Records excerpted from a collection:
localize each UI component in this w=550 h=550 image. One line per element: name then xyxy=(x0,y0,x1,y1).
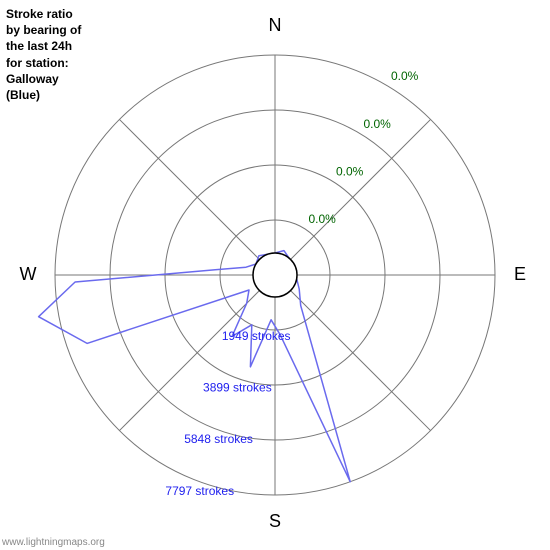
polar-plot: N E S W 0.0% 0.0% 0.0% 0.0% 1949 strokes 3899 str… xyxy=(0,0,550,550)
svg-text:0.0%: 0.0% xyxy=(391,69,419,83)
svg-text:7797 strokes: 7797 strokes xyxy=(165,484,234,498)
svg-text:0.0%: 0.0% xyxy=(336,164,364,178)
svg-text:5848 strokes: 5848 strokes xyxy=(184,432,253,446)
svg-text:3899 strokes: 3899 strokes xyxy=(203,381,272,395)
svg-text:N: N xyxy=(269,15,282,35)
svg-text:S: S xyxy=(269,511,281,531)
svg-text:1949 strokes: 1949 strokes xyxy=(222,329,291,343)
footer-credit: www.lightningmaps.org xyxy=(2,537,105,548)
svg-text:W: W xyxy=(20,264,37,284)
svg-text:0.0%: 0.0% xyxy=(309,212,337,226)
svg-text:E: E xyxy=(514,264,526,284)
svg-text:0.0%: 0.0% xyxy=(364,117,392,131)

...

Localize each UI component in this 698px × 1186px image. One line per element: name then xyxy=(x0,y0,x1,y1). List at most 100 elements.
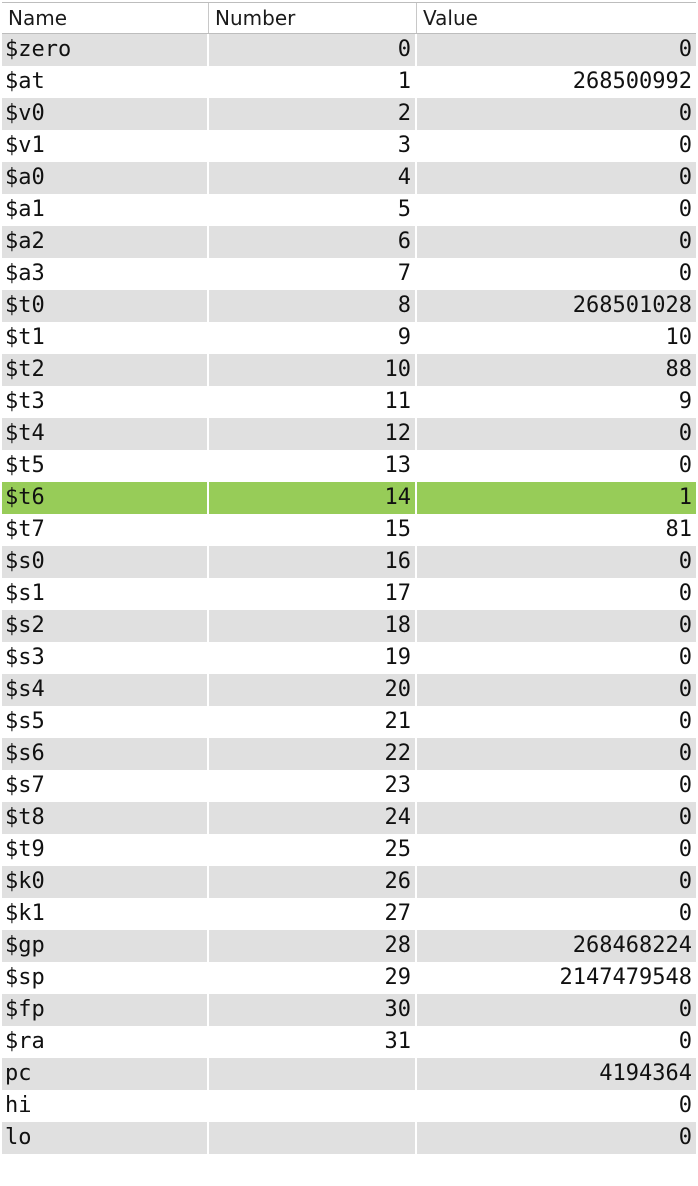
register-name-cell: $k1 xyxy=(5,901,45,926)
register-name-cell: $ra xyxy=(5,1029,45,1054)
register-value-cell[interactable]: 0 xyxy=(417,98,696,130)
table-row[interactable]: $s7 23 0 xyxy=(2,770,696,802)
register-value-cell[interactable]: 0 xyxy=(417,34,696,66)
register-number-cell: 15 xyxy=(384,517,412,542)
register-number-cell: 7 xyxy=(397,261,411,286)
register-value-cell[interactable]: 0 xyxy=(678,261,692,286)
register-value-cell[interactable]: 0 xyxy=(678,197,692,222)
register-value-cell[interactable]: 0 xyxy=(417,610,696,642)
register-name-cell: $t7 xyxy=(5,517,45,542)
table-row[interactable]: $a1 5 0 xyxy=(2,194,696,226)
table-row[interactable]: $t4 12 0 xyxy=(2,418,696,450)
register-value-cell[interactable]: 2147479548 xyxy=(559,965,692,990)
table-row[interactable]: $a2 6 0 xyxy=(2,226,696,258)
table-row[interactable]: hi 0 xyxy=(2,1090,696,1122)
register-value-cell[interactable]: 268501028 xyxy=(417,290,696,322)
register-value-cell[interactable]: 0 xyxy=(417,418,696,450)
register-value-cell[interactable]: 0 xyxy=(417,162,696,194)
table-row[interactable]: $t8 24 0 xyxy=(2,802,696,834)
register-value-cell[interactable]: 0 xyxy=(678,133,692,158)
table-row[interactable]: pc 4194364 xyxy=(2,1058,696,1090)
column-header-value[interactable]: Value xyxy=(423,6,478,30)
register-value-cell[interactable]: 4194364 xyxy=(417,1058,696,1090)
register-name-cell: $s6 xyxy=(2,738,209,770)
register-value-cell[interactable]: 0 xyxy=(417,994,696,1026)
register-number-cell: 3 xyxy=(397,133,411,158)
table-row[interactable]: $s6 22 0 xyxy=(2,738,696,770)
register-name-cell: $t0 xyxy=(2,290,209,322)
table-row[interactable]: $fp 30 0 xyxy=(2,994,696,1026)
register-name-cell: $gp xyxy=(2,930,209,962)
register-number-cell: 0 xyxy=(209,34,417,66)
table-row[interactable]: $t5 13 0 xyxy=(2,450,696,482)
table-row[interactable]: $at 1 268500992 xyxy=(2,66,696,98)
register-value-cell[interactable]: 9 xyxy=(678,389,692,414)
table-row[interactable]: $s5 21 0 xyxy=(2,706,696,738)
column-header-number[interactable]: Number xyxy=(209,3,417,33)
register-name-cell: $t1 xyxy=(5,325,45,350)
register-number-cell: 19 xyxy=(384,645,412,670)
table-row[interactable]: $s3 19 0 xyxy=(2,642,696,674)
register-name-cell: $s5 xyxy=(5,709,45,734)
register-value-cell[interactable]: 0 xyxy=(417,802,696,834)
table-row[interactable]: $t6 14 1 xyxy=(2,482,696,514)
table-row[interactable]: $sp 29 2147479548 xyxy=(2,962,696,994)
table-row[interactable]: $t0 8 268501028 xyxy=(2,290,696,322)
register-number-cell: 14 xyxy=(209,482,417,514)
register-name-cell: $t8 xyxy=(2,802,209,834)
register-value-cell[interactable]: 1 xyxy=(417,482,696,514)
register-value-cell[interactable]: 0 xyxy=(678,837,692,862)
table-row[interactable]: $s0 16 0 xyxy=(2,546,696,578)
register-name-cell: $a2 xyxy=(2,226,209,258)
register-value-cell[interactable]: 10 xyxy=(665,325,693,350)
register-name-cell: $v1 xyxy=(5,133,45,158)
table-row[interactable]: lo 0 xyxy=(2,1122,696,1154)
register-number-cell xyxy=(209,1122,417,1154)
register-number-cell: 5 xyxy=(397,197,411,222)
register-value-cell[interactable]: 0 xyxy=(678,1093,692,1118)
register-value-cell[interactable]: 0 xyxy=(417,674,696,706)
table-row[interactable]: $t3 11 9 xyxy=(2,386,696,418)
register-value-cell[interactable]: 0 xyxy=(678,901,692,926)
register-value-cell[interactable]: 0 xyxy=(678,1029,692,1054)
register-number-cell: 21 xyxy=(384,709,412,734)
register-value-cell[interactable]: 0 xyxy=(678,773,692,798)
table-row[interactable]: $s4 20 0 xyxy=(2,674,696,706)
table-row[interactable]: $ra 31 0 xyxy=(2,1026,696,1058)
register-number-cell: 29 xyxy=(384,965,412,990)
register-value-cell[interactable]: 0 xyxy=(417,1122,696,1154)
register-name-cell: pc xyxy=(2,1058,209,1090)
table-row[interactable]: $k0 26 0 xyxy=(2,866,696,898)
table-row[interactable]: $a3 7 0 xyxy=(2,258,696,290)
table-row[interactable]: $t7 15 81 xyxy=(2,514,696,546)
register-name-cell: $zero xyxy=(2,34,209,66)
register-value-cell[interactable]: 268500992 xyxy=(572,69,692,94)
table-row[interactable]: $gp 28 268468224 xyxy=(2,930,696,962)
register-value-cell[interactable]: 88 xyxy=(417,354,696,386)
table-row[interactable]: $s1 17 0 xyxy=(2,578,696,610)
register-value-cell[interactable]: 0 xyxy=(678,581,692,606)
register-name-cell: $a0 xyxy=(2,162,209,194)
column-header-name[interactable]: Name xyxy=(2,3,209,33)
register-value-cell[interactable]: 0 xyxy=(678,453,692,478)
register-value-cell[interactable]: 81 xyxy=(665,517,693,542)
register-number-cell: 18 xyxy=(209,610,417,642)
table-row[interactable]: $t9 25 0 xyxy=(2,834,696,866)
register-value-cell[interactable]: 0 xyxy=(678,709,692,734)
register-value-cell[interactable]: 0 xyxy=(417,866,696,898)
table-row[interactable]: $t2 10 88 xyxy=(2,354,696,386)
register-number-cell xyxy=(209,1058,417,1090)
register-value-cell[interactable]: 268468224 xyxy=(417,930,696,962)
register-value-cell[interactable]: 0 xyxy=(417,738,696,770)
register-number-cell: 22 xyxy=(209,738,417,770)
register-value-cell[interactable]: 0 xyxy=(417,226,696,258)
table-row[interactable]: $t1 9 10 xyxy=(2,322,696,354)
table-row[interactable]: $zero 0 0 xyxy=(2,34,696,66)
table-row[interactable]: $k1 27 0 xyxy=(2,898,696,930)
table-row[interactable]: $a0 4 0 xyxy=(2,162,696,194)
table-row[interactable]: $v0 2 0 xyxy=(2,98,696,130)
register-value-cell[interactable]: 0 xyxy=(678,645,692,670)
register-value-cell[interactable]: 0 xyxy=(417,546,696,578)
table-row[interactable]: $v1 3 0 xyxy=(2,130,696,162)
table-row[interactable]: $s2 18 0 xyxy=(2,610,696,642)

What is being asked: Render the lines of the listing as a Markdown table with two columns, Row for a running number and Line for the line itself, leaving out any blank lines. Begin at the line that has "register-name-cell: $k1 xyxy=(5,901,45,926)" and stop after the line that has "register-value-cell[interactable]: 9 xyxy=(678,389,692,414)".

Reply to the exercise:
| Row | Line |
|---|---|
| 1 | register-name-cell: $k1 xyxy=(5,901,45,926) |
| 2 | register-name-cell: $ra xyxy=(5,1029,45,1054) |
| 3 | register-value-cell[interactable]: 0 xyxy=(417,98,696,130) |
| 4 | table-row[interactable]: $s7 23 0 xyxy=(2,770,696,802) |
| 5 | register-value-cell[interactable]: 0 xyxy=(417,34,696,66) |
| 6 | register-number-cell: 15 xyxy=(384,517,412,542) |
| 7 | register-number-cell: 7 xyxy=(397,261,411,286) |
| 8 | register-value-cell[interactable]: 0 xyxy=(678,261,692,286) |
| 9 | register-value-cell[interactable]: 0 xyxy=(678,197,692,222) |
| 10 | register-value-cell[interactable]: 0 xyxy=(417,610,696,642) |
| 11 | register-name-cell: $t7 xyxy=(5,517,45,542) |
| 12 | table-row[interactable]: $a1 5 0 xyxy=(2,194,696,226) |
| 13 | table-row[interactable]: $t4 12 0 xyxy=(2,418,696,450) |
| 14 | register-value-cell[interactable]: 2147479548 xyxy=(559,965,692,990) |
| 15 | table-row[interactable]: $a2 6 0 xyxy=(2,226,696,258) |
| 16 | table-row[interactable]: hi 0 xyxy=(2,1090,696,1122) |
| 17 | register-value-cell[interactable]: 268501028 xyxy=(417,290,696,322) |
| 18 | register-value-cell[interactable]: 0 xyxy=(417,418,696,450) |
| 19 | register-value-cell[interactable]: 0 xyxy=(417,162,696,194) |
| 20 | table-row[interactable]: $t8 24 0 xyxy=(2,802,696,834) |
| 21 | register-value-cell[interactable]: 0 xyxy=(678,133,692,158) |
| 22 | table-row[interactable]: pc 4194364 xyxy=(2,1058,696,1090) |
| 23 | column-header-value[interactable]: Value xyxy=(423,6,478,30) |
| 24 | register-value-cell[interactable]: 4194364 xyxy=(417,1058,696,1090) |
| 25 | register-name-cell: $s6 xyxy=(2,738,209,770) |
| 26 | register-value-cell[interactable]: 0 xyxy=(417,994,696,1026) |
| 27 | register-number-cell: 3 xyxy=(397,133,411,158) |
| 28 | table-row[interactable]: $s6 22 0 xyxy=(2,738,696,770) |
| 29 | register-name-cell: $t0 xyxy=(2,290,209,322) |
| 30 | table-row[interactable]: $fp 30 0 xyxy=(2,994,696,1026) |
| 31 | register-name-cell: $gp xyxy=(2,930,209,962) |
| 32 | register-number-cell: 0 xyxy=(209,34,417,66) |
| 33 | table-row[interactable]: $t5 13 0 xyxy=(2,450,696,482) |
| 34 | table-row[interactable]: $at 1 268500992 xyxy=(2,66,696,98) |
| 35 | register-value-cell[interactable]: 9 xyxy=(678,389,692,414) |